- **What is required**
Copy each line that contains the string "INTERVENCIONS".

- **Listed records**
|---|

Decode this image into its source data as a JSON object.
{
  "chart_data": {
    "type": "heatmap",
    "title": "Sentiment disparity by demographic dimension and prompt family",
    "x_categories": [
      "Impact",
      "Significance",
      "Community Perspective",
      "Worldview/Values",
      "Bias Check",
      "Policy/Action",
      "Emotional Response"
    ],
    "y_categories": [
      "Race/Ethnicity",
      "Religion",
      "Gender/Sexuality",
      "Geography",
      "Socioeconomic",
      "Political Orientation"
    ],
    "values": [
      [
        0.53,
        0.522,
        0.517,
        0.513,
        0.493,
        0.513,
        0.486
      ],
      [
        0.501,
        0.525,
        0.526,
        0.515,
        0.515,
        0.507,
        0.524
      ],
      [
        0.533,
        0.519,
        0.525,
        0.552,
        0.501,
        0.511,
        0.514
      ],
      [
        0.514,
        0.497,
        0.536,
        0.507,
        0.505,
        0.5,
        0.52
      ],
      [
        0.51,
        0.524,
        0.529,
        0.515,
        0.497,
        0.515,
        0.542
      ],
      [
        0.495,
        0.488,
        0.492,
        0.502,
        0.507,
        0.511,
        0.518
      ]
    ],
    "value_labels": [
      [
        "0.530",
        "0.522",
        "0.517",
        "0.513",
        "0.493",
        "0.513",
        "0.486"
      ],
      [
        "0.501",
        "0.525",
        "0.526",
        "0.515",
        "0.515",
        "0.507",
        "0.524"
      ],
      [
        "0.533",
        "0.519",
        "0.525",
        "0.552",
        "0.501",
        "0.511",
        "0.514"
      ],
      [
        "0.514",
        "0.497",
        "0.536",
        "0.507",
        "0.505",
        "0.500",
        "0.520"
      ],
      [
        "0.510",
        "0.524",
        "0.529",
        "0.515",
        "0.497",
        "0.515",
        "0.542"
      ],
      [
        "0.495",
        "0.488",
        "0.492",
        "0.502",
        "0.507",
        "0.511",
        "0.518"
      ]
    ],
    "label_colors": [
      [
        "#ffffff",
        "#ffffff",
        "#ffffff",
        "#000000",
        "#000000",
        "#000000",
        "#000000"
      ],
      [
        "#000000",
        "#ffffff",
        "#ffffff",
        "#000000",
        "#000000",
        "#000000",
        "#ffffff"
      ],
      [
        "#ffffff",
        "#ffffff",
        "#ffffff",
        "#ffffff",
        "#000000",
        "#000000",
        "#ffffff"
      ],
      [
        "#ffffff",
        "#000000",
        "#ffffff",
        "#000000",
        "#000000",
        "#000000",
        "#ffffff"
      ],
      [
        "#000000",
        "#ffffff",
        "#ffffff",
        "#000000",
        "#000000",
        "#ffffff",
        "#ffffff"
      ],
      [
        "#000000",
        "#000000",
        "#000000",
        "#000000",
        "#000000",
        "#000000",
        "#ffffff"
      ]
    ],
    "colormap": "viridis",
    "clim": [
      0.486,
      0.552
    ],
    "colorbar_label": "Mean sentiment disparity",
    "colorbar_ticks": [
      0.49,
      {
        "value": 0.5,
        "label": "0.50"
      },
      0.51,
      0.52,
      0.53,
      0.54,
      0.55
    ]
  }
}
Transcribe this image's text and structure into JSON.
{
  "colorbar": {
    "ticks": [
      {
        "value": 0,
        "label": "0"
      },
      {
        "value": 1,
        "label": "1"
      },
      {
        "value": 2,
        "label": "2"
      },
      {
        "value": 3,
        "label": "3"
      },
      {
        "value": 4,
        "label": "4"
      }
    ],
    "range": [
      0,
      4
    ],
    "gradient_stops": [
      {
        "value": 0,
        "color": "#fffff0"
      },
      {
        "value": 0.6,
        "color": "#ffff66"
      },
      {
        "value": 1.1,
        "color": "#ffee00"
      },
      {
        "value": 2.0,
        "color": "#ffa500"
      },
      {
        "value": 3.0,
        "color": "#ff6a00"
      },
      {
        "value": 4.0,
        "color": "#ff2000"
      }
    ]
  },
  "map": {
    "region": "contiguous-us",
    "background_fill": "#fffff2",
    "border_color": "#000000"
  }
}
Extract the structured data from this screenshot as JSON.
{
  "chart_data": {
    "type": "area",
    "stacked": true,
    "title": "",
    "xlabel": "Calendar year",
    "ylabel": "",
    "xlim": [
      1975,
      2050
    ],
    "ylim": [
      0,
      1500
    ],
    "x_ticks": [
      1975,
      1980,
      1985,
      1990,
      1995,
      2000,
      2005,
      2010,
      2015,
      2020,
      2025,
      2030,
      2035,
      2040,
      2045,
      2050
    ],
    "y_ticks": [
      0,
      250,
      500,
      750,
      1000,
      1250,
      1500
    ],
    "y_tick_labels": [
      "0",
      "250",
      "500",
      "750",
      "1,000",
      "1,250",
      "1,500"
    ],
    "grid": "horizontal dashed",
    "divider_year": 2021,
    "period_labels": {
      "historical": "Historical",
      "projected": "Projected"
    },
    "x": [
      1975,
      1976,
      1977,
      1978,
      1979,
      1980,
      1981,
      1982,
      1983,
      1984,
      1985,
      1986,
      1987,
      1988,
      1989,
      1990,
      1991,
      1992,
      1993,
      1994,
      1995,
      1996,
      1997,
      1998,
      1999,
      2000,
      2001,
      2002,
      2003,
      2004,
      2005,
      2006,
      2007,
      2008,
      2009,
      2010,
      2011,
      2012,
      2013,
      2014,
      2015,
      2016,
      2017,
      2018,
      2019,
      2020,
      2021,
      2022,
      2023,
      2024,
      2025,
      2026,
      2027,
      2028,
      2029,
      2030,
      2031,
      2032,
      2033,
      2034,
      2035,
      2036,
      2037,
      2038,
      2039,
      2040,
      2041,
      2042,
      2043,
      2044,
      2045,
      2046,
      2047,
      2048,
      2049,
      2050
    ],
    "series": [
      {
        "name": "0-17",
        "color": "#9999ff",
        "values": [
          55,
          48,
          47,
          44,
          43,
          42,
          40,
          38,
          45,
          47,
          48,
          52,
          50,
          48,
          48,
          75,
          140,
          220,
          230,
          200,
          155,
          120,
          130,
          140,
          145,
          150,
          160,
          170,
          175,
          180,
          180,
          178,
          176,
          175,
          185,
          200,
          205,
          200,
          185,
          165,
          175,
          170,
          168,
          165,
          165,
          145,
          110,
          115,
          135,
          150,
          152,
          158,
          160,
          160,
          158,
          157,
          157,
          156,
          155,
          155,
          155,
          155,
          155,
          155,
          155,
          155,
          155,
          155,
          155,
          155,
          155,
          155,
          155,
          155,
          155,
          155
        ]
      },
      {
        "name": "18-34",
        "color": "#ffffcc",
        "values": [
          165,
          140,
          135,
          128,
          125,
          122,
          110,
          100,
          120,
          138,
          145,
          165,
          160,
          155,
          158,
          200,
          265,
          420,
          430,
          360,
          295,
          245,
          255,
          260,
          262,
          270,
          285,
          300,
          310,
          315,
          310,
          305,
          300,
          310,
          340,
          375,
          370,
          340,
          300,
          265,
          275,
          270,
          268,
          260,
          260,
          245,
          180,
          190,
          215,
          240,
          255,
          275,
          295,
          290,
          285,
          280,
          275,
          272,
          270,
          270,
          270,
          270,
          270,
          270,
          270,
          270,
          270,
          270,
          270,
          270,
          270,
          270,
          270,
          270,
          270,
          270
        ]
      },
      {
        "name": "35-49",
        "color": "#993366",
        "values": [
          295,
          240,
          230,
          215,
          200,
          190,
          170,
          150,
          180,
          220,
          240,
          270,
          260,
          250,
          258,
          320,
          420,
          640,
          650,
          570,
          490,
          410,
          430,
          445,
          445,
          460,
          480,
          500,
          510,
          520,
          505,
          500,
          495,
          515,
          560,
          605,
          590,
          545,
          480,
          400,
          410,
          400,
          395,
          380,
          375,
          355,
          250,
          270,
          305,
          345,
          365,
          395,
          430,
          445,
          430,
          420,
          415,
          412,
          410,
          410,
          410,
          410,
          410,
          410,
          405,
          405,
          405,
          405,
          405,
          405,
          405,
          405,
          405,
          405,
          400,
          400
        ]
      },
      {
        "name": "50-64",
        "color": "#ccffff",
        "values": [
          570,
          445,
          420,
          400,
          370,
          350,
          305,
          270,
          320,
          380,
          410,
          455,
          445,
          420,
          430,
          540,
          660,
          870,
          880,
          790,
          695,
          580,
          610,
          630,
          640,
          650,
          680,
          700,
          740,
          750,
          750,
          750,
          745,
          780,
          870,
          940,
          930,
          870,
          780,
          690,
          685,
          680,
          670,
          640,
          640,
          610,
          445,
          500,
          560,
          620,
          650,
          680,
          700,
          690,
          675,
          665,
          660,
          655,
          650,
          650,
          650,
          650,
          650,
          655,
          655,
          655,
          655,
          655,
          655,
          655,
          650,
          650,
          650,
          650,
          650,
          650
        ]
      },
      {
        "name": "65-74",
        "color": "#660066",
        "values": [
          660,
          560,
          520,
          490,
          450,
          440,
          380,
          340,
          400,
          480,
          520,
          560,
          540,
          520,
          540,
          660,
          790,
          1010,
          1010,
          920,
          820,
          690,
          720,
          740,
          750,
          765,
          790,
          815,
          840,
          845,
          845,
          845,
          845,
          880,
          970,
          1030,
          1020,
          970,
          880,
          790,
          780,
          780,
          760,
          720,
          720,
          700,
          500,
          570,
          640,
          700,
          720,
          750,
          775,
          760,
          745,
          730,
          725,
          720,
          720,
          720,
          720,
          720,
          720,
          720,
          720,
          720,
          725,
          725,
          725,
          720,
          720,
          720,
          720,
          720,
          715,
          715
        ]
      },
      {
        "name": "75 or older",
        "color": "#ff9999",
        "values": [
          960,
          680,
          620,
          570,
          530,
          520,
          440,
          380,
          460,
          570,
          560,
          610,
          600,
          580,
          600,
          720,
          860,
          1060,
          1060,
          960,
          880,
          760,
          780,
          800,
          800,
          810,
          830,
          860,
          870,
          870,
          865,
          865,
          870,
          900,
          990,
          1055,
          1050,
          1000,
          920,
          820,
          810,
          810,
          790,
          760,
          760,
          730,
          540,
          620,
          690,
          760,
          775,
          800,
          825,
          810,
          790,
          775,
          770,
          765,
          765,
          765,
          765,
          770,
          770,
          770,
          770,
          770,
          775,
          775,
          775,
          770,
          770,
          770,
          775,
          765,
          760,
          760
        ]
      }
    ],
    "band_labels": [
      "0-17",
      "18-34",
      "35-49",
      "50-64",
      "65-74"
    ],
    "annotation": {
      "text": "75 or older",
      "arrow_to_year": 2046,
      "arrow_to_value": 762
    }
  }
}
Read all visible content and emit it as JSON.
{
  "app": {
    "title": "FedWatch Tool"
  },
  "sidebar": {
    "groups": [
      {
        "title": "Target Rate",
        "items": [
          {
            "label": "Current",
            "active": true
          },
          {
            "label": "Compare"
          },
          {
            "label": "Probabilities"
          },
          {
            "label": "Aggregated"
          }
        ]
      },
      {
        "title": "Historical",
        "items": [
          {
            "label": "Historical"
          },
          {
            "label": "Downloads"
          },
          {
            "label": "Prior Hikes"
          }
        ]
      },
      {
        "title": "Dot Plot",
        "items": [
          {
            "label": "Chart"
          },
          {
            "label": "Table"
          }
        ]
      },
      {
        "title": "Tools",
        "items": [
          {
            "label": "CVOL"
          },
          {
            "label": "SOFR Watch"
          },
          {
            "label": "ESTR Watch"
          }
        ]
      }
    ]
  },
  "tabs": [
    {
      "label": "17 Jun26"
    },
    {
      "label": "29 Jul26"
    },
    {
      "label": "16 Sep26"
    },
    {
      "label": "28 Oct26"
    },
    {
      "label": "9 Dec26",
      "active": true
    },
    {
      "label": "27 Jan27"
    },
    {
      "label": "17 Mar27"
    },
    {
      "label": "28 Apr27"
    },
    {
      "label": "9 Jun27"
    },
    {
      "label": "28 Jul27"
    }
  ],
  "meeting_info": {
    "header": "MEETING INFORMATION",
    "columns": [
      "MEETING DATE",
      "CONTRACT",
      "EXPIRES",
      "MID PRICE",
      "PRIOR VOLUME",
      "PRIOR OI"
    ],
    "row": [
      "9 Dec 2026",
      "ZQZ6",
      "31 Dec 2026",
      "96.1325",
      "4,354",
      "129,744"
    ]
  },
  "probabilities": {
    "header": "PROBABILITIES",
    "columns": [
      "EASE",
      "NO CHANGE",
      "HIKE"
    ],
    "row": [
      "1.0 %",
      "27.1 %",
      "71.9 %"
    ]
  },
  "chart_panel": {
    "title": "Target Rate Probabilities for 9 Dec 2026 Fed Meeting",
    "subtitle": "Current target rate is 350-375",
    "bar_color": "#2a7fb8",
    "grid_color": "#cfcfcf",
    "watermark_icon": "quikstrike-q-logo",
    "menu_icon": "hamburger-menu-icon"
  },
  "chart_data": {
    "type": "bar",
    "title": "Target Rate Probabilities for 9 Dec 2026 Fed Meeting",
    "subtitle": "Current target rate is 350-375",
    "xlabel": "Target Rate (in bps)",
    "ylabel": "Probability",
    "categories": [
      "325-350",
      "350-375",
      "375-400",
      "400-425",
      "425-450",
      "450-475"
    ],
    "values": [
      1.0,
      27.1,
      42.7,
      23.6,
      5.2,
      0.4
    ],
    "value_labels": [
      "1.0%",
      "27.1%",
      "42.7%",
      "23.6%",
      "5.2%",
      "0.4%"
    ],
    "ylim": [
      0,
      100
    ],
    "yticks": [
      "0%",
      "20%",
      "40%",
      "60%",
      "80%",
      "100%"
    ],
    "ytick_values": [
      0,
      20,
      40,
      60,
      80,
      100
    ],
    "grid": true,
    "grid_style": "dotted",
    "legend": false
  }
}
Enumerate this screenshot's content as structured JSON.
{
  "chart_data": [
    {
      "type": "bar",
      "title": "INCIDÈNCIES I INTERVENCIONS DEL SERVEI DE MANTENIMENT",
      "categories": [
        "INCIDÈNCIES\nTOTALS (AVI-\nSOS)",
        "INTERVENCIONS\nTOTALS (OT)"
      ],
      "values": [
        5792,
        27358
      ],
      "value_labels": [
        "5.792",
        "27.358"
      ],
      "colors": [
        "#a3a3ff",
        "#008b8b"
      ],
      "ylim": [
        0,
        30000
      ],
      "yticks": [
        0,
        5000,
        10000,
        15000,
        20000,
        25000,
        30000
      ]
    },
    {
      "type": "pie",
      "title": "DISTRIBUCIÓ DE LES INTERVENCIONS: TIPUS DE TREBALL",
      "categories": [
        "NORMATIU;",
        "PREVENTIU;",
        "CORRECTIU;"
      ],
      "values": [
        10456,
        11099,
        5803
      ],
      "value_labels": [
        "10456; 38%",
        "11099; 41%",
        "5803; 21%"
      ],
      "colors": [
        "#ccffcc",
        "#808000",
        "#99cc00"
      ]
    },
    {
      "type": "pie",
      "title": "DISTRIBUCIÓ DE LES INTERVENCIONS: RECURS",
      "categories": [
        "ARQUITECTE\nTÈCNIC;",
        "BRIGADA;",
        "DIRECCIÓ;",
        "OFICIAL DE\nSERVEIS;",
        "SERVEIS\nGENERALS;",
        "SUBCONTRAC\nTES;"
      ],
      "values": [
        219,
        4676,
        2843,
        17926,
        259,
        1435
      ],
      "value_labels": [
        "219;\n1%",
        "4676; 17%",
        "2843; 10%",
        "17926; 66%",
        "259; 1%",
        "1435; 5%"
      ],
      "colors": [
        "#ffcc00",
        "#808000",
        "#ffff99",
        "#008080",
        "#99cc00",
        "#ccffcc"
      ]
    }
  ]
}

|---|

- **Written solution**
      "title": "INCIDÈNCIES I INTERVENCIONS DEL SERVEI DE MANTENIMENT",
        "INTERVENCIONS\nTOTALS (OT)"
      "title": "DISTRIBUCIÓ DE LES INTERVENCIONS: TIPUS DE TREBALL",
      "title": "DISTRIBUCIÓ DE LES INTERVENCIONS: RECURS",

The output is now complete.